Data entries
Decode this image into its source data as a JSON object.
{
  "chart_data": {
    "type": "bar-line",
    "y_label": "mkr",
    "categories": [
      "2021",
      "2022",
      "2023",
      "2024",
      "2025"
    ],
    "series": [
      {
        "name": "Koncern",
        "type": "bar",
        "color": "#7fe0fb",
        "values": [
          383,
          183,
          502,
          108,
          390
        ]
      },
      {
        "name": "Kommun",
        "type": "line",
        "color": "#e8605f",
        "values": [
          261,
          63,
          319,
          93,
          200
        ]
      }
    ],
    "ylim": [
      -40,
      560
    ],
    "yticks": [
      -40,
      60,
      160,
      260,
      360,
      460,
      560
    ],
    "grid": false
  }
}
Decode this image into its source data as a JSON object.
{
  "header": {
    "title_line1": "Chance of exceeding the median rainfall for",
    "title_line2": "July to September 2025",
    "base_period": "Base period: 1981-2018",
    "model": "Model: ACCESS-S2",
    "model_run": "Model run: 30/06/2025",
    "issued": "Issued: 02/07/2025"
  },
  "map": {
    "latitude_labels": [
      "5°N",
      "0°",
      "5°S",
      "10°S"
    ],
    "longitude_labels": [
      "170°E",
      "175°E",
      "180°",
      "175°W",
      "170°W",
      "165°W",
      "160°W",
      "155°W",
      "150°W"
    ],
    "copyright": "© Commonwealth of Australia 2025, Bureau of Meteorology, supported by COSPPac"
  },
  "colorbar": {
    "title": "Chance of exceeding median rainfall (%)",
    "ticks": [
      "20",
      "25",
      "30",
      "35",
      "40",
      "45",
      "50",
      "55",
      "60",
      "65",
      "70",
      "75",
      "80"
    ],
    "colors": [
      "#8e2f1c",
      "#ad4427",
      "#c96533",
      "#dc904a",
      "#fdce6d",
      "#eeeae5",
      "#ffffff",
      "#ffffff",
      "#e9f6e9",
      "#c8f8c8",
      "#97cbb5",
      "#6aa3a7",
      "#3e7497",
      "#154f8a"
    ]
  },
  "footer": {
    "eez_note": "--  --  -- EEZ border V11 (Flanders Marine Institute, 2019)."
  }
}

** What to do **
Make a verbatim copy of every entry shown above.

** Written response **
Decode this image into its source data as a JSON object.
{
  "chart_data": {
    "type": "bar-line",
    "y_label": "mkr",
    "categories": [
      "2021",
      "2022",
      "2023",
      "2024",
      "2025"
    ],
    "series": [
      {
        "name": "Koncern",
        "type": "bar",
        "color": "#7fe0fb",
        "values": [
          383,
          183,
          502,
          108,
          390
        ]
      },
      {
        "name": "Kommun",
        "type": "line",
        "color": "#e8605f",
        "values": [
          261,
          63,
          319,
          93,
          200
        ]
      }
    ],
    "ylim": [
      -40,
      560
    ],
    "yticks": [
      -40,
      60,
      160,
      260,
      360,
      460,
      560
    ],
    "grid": false
  }
}
Decode this image into its source data as a JSON object.
{
  "header": {
    "title_line1": "Chance of exceeding the median rainfall for",
    "title_line2": "July to September 2025",
    "base_period": "Base period: 1981-2018",
    "model": "Model: ACCESS-S2",
    "model_run": "Model run: 30/06/2025",
    "issued": "Issued: 02/07/2025"
  },
  "map": {
    "latitude_labels": [
      "5°N",
      "0°",
      "5°S",
      "10°S"
    ],
    "longitude_labels": [
      "170°E",
      "175°E",
      "180°",
      "175°W",
      "170°W",
      "165°W",
      "160°W",
      "155°W",
      "150°W"
    ],
    "copyright": "© Commonwealth of Australia 2025, Bureau of Meteorology, supported by COSPPac"
  },
  "colorbar": {
    "title": "Chance of exceeding median rainfall (%)",
    "ticks": [
      "20",
      "25",
      "30",
      "35",
      "40",
      "45",
      "50",
      "55",
      "60",
      "65",
      "70",
      "75",
      "80"
    ],
    "colors": [
      "#8e2f1c",
      "#ad4427",
      "#c96533",
      "#dc904a",
      "#fdce6d",
      "#eeeae5",
      "#ffffff",
      "#ffffff",
      "#e9f6e9",
      "#c8f8c8",
      "#97cbb5",
      "#6aa3a7",
      "#3e7497",
      "#154f8a"
    ]
  },
  "footer": {
    "eez_note": "--  --  -- EEZ border V11 (Flanders Marine Institute, 2019)."
  }
}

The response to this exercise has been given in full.